DOCUMENT SECTION>
▼
EnsignThe February 2017 Enisgn magazine of the Mormon Church just dropped through my letterbox. Leafing through it, my eye was immediately drawn to the visiting teaching message on page 7, Christ’s Atonement is Evidence of God’s Love.

The atoning work of Jesus is a fundamental of the Christian faith. What a movement has to say on this issue tells a lot about where it stands in relation to the clear message of the Bible on first principles.The piece begins:

“Understanding that our Heavenly Father gave His Only Begotten Son that we might have immortality and the potential for eternal life helps us feel God’s infinite and incomprehensible love for us.”

Mormon thinking is shot through with references to feelings of course. Understanding in this instance, “helps us feel God’s infinite and incomprehensible love for us.” The Bible, however, tells us that our understanding of gospel principles helps us know! John writes:

“I write these things to you who believe in the name of the Son of God so that you may know that you have eternal life.” (1 John 5:13)

The same John, in his gospel, reports these words of Jesus:

“I tell you the truth, whoever hears my word and believes him who sent me has eternal life and will not be condemned; he has crossed over from death to life.” (John 5:24)

The Bible speaks definitively of eternal life as a present possession for all who believe. It further makes clear that this is so because something has happened to the believer, who ‘has crossed over from death to life.’

Clearly, if we trust in Jesus, in the finished work of the cross and the evidence of an empty tomb, we who were once dead in sin (Ephesians 2:1-10) have entered into life. That life is described as ‘eternal life’ and as a present possession. I have heard, believed, crossed over from death to eternal life, and am now confident I will not be condmened.
▲
ENTRIES PROVIDED>
▼
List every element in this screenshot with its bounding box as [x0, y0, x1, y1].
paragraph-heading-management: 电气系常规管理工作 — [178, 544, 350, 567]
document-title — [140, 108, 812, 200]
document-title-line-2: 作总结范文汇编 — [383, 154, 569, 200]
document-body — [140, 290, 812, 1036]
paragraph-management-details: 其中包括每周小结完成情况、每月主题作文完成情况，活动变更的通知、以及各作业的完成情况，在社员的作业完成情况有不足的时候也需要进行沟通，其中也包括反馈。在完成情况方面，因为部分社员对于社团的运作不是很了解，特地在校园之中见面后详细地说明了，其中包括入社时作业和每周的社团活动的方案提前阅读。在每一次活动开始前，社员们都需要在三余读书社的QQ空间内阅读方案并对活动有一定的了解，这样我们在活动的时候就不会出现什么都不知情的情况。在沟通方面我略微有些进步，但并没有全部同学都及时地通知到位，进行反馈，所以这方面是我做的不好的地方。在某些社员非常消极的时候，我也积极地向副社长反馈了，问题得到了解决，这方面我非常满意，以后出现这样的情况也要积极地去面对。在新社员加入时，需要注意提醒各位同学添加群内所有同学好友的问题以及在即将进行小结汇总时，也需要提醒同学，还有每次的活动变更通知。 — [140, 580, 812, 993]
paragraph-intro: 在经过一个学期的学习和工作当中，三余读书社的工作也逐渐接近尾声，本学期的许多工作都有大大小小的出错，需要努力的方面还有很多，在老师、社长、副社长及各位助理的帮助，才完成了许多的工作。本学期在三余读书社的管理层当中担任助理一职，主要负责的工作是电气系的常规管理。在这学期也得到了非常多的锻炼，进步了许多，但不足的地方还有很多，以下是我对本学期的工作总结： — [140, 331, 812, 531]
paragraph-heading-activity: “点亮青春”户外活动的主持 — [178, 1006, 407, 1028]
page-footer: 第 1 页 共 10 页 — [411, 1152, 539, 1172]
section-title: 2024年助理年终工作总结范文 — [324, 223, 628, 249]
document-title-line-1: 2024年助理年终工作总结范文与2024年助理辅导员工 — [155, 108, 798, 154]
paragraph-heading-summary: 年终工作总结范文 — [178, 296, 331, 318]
▲
REQUIRED ACTION 1>
Repeat word for word the part of the post about the Ensign message, starting at "Mormon thinking is" and ending at "(1 John 5:13)".
REQUIRED ACTION 2>
In the post about the Ensign message, on which page of the magazine is the visiting teaching message found?
Nothing here depends on the lines, so you can set them aside.

EXPECTED OUTPUT 1>
Mormon thinking is shot through with references to feelings of course. Understanding in this instance, “helps us feel God’s infinite and incomprehensible love for us.” The Bible, however, tells us that our understanding of gospel principles helps us know! John writes:

“I write these things to you who believe in the name of the Son of God so that you may know that you have eternal life.” (1 John 5:13)

EXPECTED OUTPUT 2>
Page 7.